TASK BRIEF.
Write out the full set of records below exactly.
┄┄┄┄┄┄
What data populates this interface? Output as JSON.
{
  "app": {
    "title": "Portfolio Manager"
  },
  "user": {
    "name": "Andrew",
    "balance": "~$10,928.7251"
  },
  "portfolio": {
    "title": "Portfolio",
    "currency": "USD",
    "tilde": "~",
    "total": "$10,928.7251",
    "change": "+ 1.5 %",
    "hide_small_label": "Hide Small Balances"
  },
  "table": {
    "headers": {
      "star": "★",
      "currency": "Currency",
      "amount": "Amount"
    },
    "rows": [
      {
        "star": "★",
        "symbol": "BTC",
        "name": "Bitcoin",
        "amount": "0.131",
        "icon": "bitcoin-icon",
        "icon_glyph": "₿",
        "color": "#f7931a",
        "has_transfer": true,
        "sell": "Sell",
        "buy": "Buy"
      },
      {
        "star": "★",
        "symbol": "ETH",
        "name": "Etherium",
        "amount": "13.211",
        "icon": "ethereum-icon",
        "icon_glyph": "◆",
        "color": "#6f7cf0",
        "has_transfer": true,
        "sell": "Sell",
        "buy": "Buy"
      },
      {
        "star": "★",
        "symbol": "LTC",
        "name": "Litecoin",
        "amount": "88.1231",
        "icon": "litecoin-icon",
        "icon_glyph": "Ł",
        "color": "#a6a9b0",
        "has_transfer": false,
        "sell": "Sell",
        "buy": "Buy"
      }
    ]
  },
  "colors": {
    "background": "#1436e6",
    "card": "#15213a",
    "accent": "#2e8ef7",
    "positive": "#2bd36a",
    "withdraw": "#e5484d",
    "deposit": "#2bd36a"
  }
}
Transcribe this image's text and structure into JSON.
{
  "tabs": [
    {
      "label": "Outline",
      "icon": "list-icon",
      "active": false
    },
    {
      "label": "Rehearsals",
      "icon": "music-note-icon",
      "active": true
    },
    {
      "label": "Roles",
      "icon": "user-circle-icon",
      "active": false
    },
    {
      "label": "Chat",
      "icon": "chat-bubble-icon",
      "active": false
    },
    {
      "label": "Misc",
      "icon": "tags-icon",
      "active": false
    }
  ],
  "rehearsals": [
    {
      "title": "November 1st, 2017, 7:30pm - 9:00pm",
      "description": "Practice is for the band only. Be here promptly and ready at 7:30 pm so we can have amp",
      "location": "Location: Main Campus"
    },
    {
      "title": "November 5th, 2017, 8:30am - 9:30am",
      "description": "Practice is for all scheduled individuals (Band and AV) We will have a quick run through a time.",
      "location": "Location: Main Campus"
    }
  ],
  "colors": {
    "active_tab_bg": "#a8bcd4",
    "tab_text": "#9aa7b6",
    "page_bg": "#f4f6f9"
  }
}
┄┄┄┄┄┄
OUTPUT BELOW.
What data populates this interface? Output as JSON.
{
  "app": {
    "title": "Portfolio Manager"
  },
  "user": {
    "name": "Andrew",
    "balance": "~$10,928.7251"
  },
  "portfolio": {
    "title": "Portfolio",
    "currency": "USD",
    "tilde": "~",
    "total": "$10,928.7251",
    "change": "+ 1.5 %",
    "hide_small_label": "Hide Small Balances"
  },
  "table": {
    "headers": {
      "star": "★",
      "currency": "Currency",
      "amount": "Amount"
    },
    "rows": [
      {
        "star": "★",
        "symbol": "BTC",
        "name": "Bitcoin",
        "amount": "0.131",
        "icon": "bitcoin-icon",
        "icon_glyph": "₿",
        "color": "#f7931a",
        "has_transfer": true,
        "sell": "Sell",
        "buy": "Buy"
      },
      {
        "star": "★",
        "symbol": "ETH",
        "name": "Etherium",
        "amount": "13.211",
        "icon": "ethereum-icon",
        "icon_glyph": "◆",
        "color": "#6f7cf0",
        "has_transfer": true,
        "sell": "Sell",
        "buy": "Buy"
      },
      {
        "star": "★",
        "symbol": "LTC",
        "name": "Litecoin",
        "amount": "88.1231",
        "icon": "litecoin-icon",
        "icon_glyph": "Ł",
        "color": "#a6a9b0",
        "has_transfer": false,
        "sell": "Sell",
        "buy": "Buy"
      }
    ]
  },
  "colors": {
    "background": "#1436e6",
    "card": "#15213a",
    "accent": "#2e8ef7",
    "positive": "#2bd36a",
    "withdraw": "#e5484d",
    "deposit": "#2bd36a"
  }
}
Transcribe this image's text and structure into JSON.
{
  "tabs": [
    {
      "label": "Outline",
      "icon": "list-icon",
      "active": false
    },
    {
      "label": "Rehearsals",
      "icon": "music-note-icon",
      "active": true
    },
    {
      "label": "Roles",
      "icon": "user-circle-icon",
      "active": false
    },
    {
      "label": "Chat",
      "icon": "chat-bubble-icon",
      "active": false
    },
    {
      "label": "Misc",
      "icon": "tags-icon",
      "active": false
    }
  ],
  "rehearsals": [
    {
      "title": "November 1st, 2017, 7:30pm - 9:00pm",
      "description": "Practice is for the band only. Be here promptly and ready at 7:30 pm so we can have amp",
      "location": "Location: Main Campus"
    },
    {
      "title": "November 5th, 2017, 8:30am - 9:30am",
      "description": "Practice is for all scheduled individuals (Band and AV) We will have a quick run through a time.",
      "location": "Location: Main Campus"
    }
  ],
  "colors": {
    "active_tab_bg": "#a8bcd4",
    "tab_text": "#9aa7b6",
    "page_bg": "#f4f6f9"
  }
}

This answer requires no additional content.